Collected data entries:

....

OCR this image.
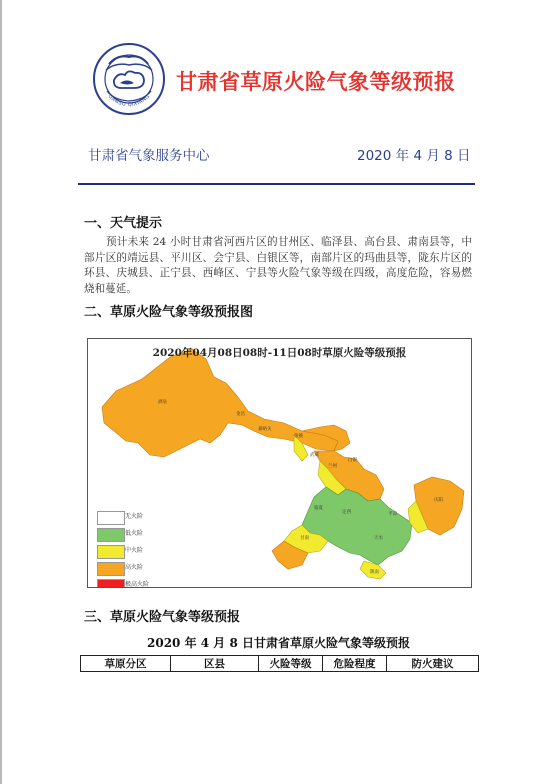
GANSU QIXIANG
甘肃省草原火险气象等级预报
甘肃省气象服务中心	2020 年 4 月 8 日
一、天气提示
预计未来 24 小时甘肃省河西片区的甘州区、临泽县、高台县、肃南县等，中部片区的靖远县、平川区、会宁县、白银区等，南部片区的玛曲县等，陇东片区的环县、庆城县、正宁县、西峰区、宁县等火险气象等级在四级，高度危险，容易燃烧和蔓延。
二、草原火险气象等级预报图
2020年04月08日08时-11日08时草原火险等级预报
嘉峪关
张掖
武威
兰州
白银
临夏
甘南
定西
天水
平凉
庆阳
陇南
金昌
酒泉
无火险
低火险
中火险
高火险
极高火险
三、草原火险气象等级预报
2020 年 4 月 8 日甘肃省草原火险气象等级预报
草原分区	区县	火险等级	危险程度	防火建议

....

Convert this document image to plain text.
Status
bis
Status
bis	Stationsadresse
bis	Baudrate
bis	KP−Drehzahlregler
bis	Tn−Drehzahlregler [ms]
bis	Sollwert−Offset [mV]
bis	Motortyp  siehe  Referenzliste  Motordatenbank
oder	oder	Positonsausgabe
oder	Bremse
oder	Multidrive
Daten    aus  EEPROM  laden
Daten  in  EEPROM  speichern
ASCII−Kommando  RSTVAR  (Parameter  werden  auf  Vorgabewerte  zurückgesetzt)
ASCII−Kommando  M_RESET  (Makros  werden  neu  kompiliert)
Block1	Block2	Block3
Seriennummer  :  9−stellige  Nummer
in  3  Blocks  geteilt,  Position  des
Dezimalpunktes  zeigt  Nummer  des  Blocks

....

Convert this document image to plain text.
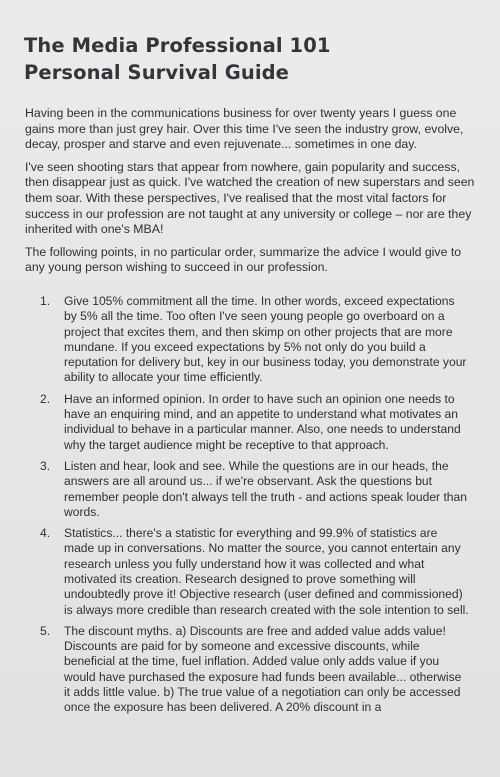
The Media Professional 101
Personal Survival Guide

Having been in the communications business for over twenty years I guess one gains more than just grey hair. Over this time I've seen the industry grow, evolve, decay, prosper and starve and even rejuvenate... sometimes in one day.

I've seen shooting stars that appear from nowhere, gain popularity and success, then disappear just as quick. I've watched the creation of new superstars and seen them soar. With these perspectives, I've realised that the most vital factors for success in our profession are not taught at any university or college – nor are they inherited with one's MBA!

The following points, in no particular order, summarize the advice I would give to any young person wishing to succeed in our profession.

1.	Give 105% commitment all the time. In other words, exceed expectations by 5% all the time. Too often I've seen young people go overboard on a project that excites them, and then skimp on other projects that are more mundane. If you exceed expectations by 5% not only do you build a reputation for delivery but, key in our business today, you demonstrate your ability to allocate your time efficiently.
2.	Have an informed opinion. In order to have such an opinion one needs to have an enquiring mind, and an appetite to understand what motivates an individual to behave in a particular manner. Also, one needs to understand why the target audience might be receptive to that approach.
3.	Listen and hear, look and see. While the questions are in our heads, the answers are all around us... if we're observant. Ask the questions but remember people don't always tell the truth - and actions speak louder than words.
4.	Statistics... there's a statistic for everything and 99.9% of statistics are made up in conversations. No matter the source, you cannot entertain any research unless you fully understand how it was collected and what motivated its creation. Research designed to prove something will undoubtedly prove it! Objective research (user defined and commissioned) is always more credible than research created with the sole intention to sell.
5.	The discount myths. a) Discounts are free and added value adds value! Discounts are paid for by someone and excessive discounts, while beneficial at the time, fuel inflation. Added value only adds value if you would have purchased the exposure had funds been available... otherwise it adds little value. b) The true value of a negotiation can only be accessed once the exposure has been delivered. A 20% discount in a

....

■ **REQUIREMENT**: Track down every line of the material containing the string "only", and copy it.

■ **COMPLETED TASK**:
1.	Give 105% commitment all the time. In other words, exceed expectations by 5% all the time. Too often I've seen young people go overboard on a project that excites them, and then skimp on other projects that are more mundane. If you exceed expectations by 5% not only do you build a reputation for delivery but, key in our business today, you demonstrate your ability to allocate your time efficiently.
5.	The discount myths. a) Discounts are free and added value adds value! Discounts are paid for by someone and excessive discounts, while beneficial at the time, fuel inflation. Added value only adds value if you would have purchased the exposure had funds been available... otherwise it adds little value. b) The true value of a negotiation can only be accessed once the exposure has been delivered. A 20% discount in a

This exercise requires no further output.